TO BE DONE:
Repeat each line of the material below exactly as it appears, minus any pictures.

Rows from a dataset:
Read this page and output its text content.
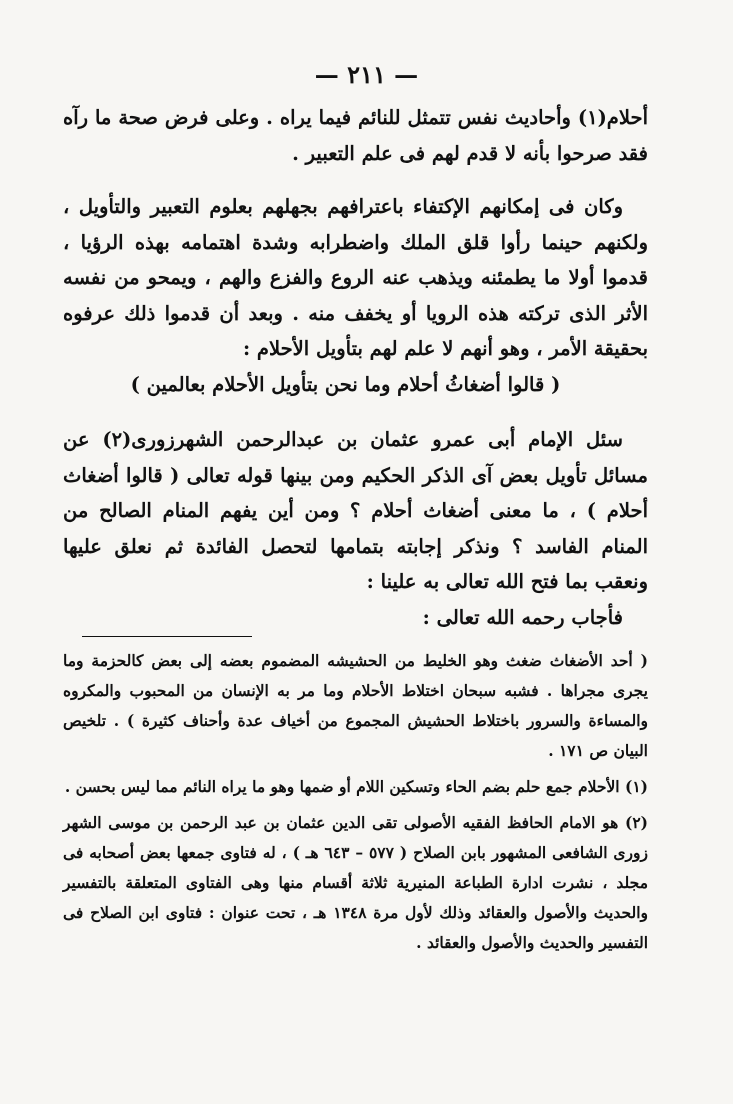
— ٢١١ —

أحلام(١) وأحاديث نفس تتمثل للنائم فيما يراه . وعلى فرض صحة ما رآه فقد صرحوا بأنه لا قدم لهم فى علم التعبير .

وكان فى إمكانهم الإكتفاء باعترافهم بجهلهم بعلوم التعبير والتأويل ، ولكنهم حينما رأوا قلق الملك واضطرابه وشدة اهتمامه بهذه الرؤيا ، قدموا أولا ما يطمئنه ويذهب عنه الروع والفزع والهم ، ويمحو من نفسه الأثر الذى تركته هذه الرويا أو يخفف منه . وبعد أن قدموا ذلك عرفوه بحقيقة الأمر ، وهو أنهم لا علم لهم بتأويل الأحلام :

( قالوا أضغاثُ أحلام وما نحن بتأويل الأحلام بعالمين )

سئل الإمام أبى عمرو عثمان بن عبدالرحمن الشهرزورى(٢) عن مسائل تأويل بعض آى الذكر الحكيم ومن بينها قوله تعالى ( قالوا أضغاث أحلام ) ، ما معنى أضغاث أحلام ؟ ومن أين يفهم المنام الصالح من المنام الفاسد ؟ ونذكر إجابته بتمامها لتحصل الفائدة ثم نعلق عليها ونعقب بما فتح الله تعالى به علينا :

فأجاب رحمه الله تعالى :

( أحد الأضغاث ضغث وهو الخليط من الحشيشه المضموم بعضه إلى بعض كالحزمة وما يجرى مجراها . فشبه سبحان اختلاط الأحلام وما مر به الإنسان من المحبوب والمكروه والمساءة والسرور باختلاط الحشيش المجموع من أخياف عدة وأحناف كثيرة ) . تلخيص البيان ص ١٧١ .

(١) الأحلام جمع حلم بضم الحاء وتسكين اللام أو ضمها وهو ما يراه النائم مما ليس بحسن .

(٢) هو الامام الحافظ الفقيه الأصولى تقى الدين عثمان بن عبد الرحمن بن موسى الشهر زورى الشافعى المشهور بابن الصلاح ( ٥٧٧ – ٦٤٣ هـ ) ، له فتاوى جمعها بعض أصحابه فى مجلد ، نشرت ادارة الطباعة المنيرية ثلاثة أقسام منها وهى الفتاوى المتعلقة بالتفسير والحديث والأصول والعقائد وذلك لأول مرة ١٣٤٨ هـ ، تحت عنوان : فتاوى ابن الصلاح فى التفسير والحديث والأصول والعقائد .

ANSWER TO THIS PROBLEM:
Read this page and output its text content.
— ٢١١ —

أحلام(١) وأحاديث نفس تتمثل للنائم فيما يراه . وعلى فرض صحة ما رآه فقد صرحوا بأنه لا قدم لهم فى علم التعبير .

وكان فى إمكانهم الإكتفاء باعترافهم بجهلهم بعلوم التعبير والتأويل ، ولكنهم حينما رأوا قلق الملك واضطرابه وشدة اهتمامه بهذه الرؤيا ، قدموا أولا ما يطمئنه ويذهب عنه الروع والفزع والهم ، ويمحو من نفسه الأثر الذى تركته هذه الرويا أو يخفف منه . وبعد أن قدموا ذلك عرفوه بحقيقة الأمر ، وهو أنهم لا علم لهم بتأويل الأحلام :

( قالوا أضغاثُ أحلام وما نحن بتأويل الأحلام بعالمين )

سئل الإمام أبى عمرو عثمان بن عبدالرحمن الشهرزورى(٢) عن مسائل تأويل بعض آى الذكر الحكيم ومن بينها قوله تعالى ( قالوا أضغاث أحلام ) ، ما معنى أضغاث أحلام ؟ ومن أين يفهم المنام الصالح من المنام الفاسد ؟ ونذكر إجابته بتمامها لتحصل الفائدة ثم نعلق عليها ونعقب بما فتح الله تعالى به علينا :

فأجاب رحمه الله تعالى :

( أحد الأضغاث ضغث وهو الخليط من الحشيشه المضموم بعضه إلى بعض كالحزمة وما يجرى مجراها . فشبه سبحان اختلاط الأحلام وما مر به الإنسان من المحبوب والمكروه والمساءة والسرور باختلاط الحشيش المجموع من أخياف عدة وأحناف كثيرة ) . تلخيص البيان ص ١٧١ .

(١) الأحلام جمع حلم بضم الحاء وتسكين اللام أو ضمها وهو ما يراه النائم مما ليس بحسن .

(٢) هو الامام الحافظ الفقيه الأصولى تقى الدين عثمان بن عبد الرحمن بن موسى الشهر زورى الشافعى المشهور بابن الصلاح ( ٥٧٧ – ٦٤٣ هـ ) ، له فتاوى جمعها بعض أصحابه فى مجلد ، نشرت ادارة الطباعة المنيرية ثلاثة أقسام منها وهى الفتاوى المتعلقة بالتفسير والحديث والأصول والعقائد وذلك لأول مرة ١٣٤٨ هـ ، تحت عنوان : فتاوى ابن الصلاح فى التفسير والحديث والأصول والعقائد .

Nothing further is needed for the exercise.